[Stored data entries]
────────────────────────────────────────

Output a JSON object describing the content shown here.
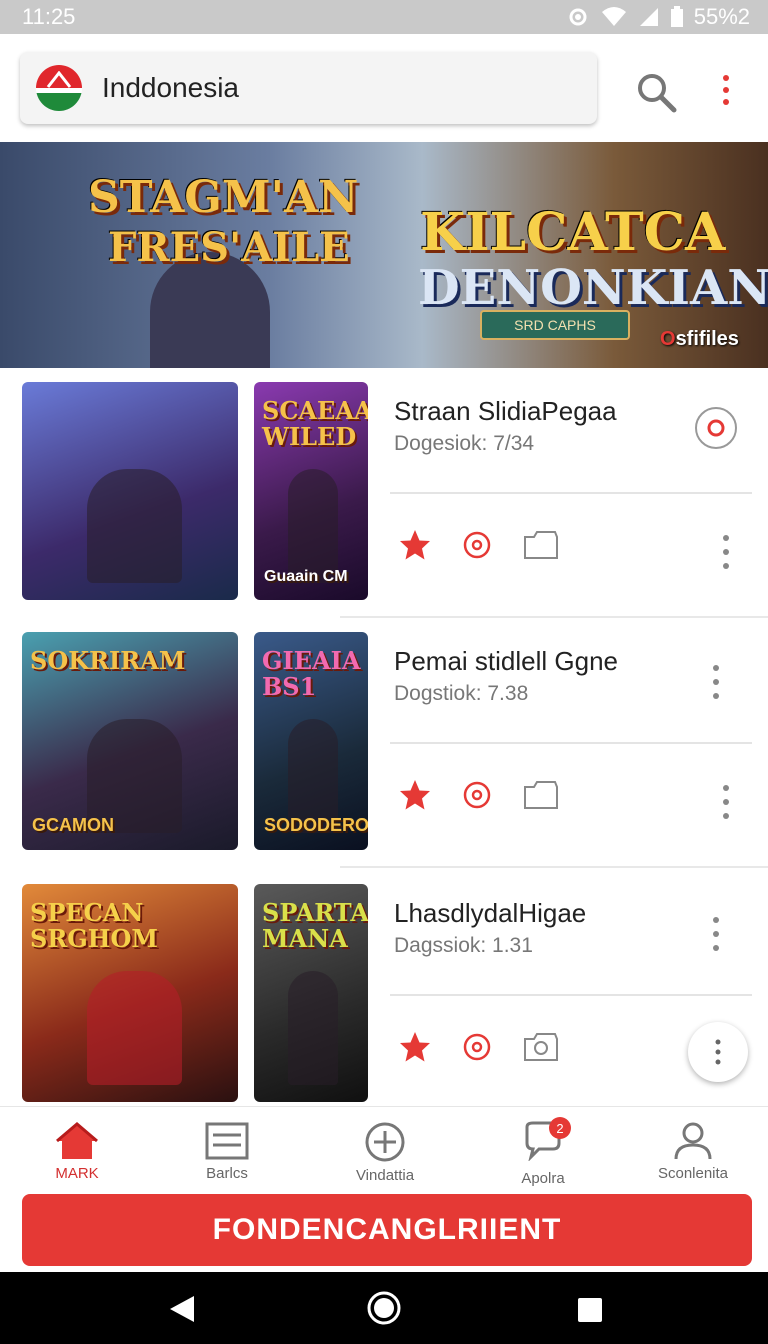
{
  "status_bar": {
    "time": "11:25",
    "battery": "55%2"
  },
  "header": {
    "country": "Inddonesia",
    "icons": {
      "search": "search-icon",
      "menu": "more-vertical-icon"
    }
  },
  "banner": {
    "title_left_line1": "STAGM'AN",
    "title_left_line2": "FRES'AILE",
    "title_right_line1": "KILCATCA",
    "title_right_line2": "DENONKIAN",
    "plaque": "SRD CAPHS",
    "brand": "sfifiles",
    "brand_mark": "O"
  },
  "games": [
    {
      "title": "Straan SlidiaPegaa",
      "subtitle": "Dogesiok: 7/34",
      "thumb_a": {
        "top_text": "",
        "bottom_text": ""
      },
      "thumb_b": {
        "top_text": "SCAEAAR WILED",
        "bottom_text": "Guaain CM"
      },
      "right_icon": "record-icon"
    },
    {
      "title": "Pemai stidlell Ggne",
      "subtitle": "Dogstiok: 7.38",
      "thumb_a": {
        "top_text": "SOKRIRAM",
        "bottom_text": "GCAMON"
      },
      "thumb_b": {
        "top_text": "GIEAIA BS1",
        "bottom_text": "SODODERO"
      },
      "right_icon": "more-vertical-icon"
    },
    {
      "title": "LhasdlydalHigae",
      "subtitle": "Dagssiok: 1.31",
      "thumb_a": {
        "top_text": "SPECAN SRGHOM",
        "bottom_text": ""
      },
      "thumb_b": {
        "top_text": "SPARTA MANA",
        "bottom_text": ""
      },
      "right_icon": "more-vertical-icon"
    }
  ],
  "bottom_nav": [
    {
      "label": "MARK",
      "icon": "home-icon",
      "active": true
    },
    {
      "label": "Barlcs",
      "icon": "list-icon",
      "active": false
    },
    {
      "label": "Vindattia",
      "icon": "add-circle-icon",
      "active": false
    },
    {
      "label": "Apolra",
      "icon": "chat-icon",
      "active": false,
      "badge": "2"
    },
    {
      "label": "Sconlenita",
      "icon": "profile-icon",
      "active": false
    }
  ],
  "cta": {
    "label": "FONDENCANGLRIIENT"
  },
  "colors": {
    "accent": "#e53935",
    "status_bar": "#c9c9c9",
    "system_nav": "#000000"
  }
}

────────────────────────────────────────

**WHAT TO PRODUCE:** Skip every picture and transcribe the data above exactly.

**THE RESULT:**
Output a JSON object describing the content shown here.
{
  "status_bar": {
    "time": "11:25",
    "battery": "55%2"
  },
  "header": {
    "country": "Inddonesia",
    "icons": {
      "search": "search-icon",
      "menu": "more-vertical-icon"
    }
  },
  "banner": {
    "title_left_line1": "STAGM'AN",
    "title_left_line2": "FRES'AILE",
    "title_right_line1": "KILCATCA",
    "title_right_line2": "DENONKIAN",
    "plaque": "SRD CAPHS",
    "brand": "sfifiles",
    "brand_mark": "O"
  },
  "games": [
    {
      "title": "Straan SlidiaPegaa",
      "subtitle": "Dogesiok: 7/34",
      "thumb_a": {
        "top_text": "",
        "bottom_text": ""
      },
      "thumb_b": {
        "top_text": "SCAEAAR WILED",
        "bottom_text": "Guaain CM"
      },
      "right_icon": "record-icon"
    },
    {
      "title": "Pemai stidlell Ggne",
      "subtitle": "Dogstiok: 7.38",
      "thumb_a": {
        "top_text": "SOKRIRAM",
        "bottom_text": "GCAMON"
      },
      "thumb_b": {
        "top_text": "GIEAIA BS1",
        "bottom_text": "SODODERO"
      },
      "right_icon": "more-vertical-icon"
    },
    {
      "title": "LhasdlydalHigae",
      "subtitle": "Dagssiok: 1.31",
      "thumb_a": {
        "top_text": "SPECAN SRGHOM",
        "bottom_text": ""
      },
      "thumb_b": {
        "top_text": "SPARTA MANA",
        "bottom_text": ""
      },
      "right_icon": "more-vertical-icon"
    }
  ],
  "bottom_nav": [
    {
      "label": "MARK",
      "icon": "home-icon",
      "active": true
    },
    {
      "label": "Barlcs",
      "icon": "list-icon",
      "active": false
    },
    {
      "label": "Vindattia",
      "icon": "add-circle-icon",
      "active": false
    },
    {
      "label": "Apolra",
      "icon": "chat-icon",
      "active": false,
      "badge": "2"
    },
    {
      "label": "Sconlenita",
      "icon": "profile-icon",
      "active": false
    }
  ],
  "cta": {
    "label": "FONDENCANGLRIIENT"
  },
  "colors": {
    "accent": "#e53935",
    "status_bar": "#c9c9c9",
    "system_nav": "#000000"
  }
}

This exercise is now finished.